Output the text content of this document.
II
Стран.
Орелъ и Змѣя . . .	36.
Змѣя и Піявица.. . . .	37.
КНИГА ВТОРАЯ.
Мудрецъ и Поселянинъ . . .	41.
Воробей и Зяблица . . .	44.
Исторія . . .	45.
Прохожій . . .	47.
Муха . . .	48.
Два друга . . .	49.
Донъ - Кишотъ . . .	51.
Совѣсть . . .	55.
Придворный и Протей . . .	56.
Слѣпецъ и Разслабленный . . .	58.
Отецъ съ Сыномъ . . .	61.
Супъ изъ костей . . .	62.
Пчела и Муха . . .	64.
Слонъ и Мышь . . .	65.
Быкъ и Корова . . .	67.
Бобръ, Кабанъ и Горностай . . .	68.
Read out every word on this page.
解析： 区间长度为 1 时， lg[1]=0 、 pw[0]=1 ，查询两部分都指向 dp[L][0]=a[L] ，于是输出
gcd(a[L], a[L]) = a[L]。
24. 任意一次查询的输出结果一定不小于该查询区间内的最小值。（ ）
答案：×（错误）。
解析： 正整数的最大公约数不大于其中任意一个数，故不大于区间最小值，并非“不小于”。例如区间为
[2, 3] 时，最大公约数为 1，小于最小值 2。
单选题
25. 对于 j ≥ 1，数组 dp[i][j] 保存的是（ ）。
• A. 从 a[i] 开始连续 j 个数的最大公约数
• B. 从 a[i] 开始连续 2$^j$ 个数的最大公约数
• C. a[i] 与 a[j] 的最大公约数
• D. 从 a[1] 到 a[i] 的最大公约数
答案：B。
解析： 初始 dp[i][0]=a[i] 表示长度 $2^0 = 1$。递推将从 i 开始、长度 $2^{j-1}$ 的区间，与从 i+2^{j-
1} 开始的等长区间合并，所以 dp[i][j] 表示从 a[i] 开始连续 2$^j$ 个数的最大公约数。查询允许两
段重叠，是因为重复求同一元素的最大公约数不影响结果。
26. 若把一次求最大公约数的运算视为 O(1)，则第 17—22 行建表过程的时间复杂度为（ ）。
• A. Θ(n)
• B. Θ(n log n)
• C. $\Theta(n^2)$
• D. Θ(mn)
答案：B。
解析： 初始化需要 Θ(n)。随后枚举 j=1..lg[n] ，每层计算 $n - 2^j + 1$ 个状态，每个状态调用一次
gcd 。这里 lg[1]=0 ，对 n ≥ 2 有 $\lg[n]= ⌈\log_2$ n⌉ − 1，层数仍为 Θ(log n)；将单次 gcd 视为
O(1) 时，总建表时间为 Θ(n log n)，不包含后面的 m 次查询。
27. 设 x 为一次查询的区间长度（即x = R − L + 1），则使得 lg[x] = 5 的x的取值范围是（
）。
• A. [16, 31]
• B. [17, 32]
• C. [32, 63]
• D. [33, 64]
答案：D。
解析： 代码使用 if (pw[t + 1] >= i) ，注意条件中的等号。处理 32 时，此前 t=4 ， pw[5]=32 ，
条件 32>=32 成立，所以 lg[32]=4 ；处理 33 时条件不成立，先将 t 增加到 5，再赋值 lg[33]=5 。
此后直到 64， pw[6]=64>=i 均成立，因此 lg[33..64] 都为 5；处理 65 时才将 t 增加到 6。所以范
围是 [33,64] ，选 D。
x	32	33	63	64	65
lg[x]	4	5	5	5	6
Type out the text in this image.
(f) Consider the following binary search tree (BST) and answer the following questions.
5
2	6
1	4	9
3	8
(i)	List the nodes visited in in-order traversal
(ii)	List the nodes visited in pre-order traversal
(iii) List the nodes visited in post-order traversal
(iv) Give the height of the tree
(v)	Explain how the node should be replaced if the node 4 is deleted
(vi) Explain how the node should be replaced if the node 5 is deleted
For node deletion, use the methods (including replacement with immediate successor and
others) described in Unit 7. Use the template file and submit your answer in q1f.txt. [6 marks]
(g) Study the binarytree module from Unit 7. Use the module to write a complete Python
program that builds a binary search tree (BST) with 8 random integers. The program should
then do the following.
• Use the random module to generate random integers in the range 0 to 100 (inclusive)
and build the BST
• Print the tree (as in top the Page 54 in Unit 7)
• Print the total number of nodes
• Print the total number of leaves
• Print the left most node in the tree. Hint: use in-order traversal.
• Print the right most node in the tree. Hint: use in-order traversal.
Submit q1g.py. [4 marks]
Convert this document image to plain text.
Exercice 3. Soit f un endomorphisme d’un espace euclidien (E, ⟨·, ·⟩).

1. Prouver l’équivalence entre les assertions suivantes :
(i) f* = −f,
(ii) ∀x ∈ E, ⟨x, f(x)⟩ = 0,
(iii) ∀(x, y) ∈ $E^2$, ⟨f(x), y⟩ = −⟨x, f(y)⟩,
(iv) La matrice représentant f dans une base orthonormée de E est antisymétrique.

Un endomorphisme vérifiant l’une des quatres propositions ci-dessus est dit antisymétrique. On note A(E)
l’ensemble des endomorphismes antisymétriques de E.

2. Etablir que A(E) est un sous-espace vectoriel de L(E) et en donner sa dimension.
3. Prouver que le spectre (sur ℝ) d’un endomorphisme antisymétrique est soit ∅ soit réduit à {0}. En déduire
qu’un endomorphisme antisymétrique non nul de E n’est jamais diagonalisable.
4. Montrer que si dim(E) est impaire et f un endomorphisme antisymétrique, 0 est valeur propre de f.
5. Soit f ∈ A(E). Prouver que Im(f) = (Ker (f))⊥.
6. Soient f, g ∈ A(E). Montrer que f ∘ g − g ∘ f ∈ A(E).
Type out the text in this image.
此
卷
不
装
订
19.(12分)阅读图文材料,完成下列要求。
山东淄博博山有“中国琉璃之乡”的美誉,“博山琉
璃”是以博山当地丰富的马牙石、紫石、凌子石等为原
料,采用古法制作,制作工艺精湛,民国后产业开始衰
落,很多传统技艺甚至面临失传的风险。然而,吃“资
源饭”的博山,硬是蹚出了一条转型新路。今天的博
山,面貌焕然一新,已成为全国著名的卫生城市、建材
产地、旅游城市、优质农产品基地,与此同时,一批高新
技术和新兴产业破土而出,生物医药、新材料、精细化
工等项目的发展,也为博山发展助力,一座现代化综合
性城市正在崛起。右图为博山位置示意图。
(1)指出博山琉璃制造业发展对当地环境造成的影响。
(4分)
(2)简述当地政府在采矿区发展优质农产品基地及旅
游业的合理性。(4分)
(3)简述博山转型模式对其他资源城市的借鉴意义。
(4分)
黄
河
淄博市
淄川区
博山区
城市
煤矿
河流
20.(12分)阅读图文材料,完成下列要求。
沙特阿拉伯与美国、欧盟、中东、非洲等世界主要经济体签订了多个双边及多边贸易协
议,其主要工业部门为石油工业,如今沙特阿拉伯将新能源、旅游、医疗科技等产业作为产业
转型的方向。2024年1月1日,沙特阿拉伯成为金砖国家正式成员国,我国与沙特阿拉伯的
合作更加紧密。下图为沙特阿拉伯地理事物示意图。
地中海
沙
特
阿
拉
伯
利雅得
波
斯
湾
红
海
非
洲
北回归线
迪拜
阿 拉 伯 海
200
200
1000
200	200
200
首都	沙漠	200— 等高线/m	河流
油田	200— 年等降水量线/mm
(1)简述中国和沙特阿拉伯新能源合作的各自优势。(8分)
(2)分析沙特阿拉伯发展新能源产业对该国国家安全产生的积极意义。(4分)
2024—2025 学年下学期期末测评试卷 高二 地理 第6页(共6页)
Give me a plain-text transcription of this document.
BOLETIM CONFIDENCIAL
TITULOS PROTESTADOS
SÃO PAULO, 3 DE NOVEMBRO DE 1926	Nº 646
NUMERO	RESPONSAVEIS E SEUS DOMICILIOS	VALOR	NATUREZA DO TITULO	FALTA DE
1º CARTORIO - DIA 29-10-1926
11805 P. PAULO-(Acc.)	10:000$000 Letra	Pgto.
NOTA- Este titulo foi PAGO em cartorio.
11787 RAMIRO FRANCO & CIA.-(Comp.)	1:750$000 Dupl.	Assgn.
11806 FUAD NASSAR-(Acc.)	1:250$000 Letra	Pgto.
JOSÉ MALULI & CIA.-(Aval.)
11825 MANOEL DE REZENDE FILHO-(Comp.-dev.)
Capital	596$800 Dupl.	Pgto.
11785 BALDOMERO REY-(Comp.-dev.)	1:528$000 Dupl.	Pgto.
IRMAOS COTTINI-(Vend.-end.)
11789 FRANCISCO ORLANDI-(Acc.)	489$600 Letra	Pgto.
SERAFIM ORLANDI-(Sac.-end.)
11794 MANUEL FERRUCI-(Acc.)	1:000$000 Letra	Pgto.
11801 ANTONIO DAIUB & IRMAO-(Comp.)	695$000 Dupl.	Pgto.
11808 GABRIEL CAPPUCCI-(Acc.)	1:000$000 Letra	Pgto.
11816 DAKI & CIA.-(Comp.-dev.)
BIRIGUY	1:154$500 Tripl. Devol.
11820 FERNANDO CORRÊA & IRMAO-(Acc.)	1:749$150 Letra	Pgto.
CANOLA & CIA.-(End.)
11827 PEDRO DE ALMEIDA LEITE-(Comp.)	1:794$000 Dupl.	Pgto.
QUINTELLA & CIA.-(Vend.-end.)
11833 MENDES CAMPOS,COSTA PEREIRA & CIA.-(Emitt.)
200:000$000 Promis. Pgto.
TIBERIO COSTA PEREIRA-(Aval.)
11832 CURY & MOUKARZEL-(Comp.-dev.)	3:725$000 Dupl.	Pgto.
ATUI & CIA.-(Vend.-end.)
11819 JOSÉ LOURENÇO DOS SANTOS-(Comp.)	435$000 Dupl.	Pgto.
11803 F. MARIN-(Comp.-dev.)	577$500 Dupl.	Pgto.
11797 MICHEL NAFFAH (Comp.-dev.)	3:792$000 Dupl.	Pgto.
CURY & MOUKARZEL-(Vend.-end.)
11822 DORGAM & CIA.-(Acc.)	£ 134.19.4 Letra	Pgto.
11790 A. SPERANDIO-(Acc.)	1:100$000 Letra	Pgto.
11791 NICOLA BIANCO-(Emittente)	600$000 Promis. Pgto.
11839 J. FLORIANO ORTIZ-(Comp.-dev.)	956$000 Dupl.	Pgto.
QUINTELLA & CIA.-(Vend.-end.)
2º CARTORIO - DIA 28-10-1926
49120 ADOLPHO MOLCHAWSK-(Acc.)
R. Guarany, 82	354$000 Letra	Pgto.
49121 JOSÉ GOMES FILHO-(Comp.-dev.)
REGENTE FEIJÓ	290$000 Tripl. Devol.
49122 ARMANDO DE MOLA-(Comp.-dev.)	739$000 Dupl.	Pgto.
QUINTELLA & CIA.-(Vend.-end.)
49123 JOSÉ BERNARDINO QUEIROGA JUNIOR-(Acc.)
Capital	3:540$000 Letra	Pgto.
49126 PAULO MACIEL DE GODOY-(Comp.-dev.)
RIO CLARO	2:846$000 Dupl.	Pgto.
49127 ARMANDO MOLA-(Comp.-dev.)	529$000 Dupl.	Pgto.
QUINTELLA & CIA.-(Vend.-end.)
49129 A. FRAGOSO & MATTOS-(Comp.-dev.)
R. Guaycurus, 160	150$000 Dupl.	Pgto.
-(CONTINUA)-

→ **What the task requires**:
Wherever the word "ORLANDI" occurs in a line of the listing, copy that line.

→ **Response to this exercise**:
11789 FRANCISCO ORLANDI-(Acc.)	489$600 Letra	Pgto.
SERAFIM ORLANDI-(Sac.-end.)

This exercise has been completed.